-- BEGIN DATASET ROWS --

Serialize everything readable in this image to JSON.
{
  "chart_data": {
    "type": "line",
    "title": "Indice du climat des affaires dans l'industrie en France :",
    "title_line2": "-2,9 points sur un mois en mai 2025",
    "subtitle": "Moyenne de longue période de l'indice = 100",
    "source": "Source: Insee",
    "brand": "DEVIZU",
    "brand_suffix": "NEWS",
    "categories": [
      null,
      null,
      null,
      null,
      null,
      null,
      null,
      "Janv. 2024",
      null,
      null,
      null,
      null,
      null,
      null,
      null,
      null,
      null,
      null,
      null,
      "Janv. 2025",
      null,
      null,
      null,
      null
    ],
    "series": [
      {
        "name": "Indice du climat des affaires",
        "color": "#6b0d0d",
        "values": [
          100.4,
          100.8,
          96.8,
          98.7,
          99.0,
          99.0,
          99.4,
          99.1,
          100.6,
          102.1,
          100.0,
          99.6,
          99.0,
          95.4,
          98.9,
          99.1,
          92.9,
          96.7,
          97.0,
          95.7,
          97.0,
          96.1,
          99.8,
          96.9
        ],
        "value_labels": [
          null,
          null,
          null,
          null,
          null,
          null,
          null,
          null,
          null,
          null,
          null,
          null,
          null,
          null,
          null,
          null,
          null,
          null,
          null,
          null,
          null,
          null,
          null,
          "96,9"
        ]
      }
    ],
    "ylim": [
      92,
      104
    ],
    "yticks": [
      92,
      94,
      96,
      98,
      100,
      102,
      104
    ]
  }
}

-- END DATASET ROWS --

GOAL:
Return the lines above exactly, keeping every word.

COMPLETED EXERCISE:
Serialize everything readable in this image to JSON.
{
  "chart_data": {
    "type": "line",
    "title": "Indice du climat des affaires dans l'industrie en France :",
    "title_line2": "-2,9 points sur un mois en mai 2025",
    "subtitle": "Moyenne de longue période de l'indice = 100",
    "source": "Source: Insee",
    "brand": "DEVIZU",
    "brand_suffix": "NEWS",
    "categories": [
      null,
      null,
      null,
      null,
      null,
      null,
      null,
      "Janv. 2024",
      null,
      null,
      null,
      null,
      null,
      null,
      null,
      null,
      null,
      null,
      null,
      "Janv. 2025",
      null,
      null,
      null,
      null
    ],
    "series": [
      {
        "name": "Indice du climat des affaires",
        "color": "#6b0d0d",
        "values": [
          100.4,
          100.8,
          96.8,
          98.7,
          99.0,
          99.0,
          99.4,
          99.1,
          100.6,
          102.1,
          100.0,
          99.6,
          99.0,
          95.4,
          98.9,
          99.1,
          92.9,
          96.7,
          97.0,
          95.7,
          97.0,
          96.1,
          99.8,
          96.9
        ],
        "value_labels": [
          null,
          null,
          null,
          null,
          null,
          null,
          null,
          null,
          null,
          null,
          null,
          null,
          null,
          null,
          null,
          null,
          null,
          null,
          null,
          null,
          null,
          null,
          null,
          "96,9"
        ]
      }
    ],
    "ylim": [
      92,
      104
    ],
    "yticks": [
      92,
      94,
      96,
      98,
      100,
      102,
      104
    ]
  }
}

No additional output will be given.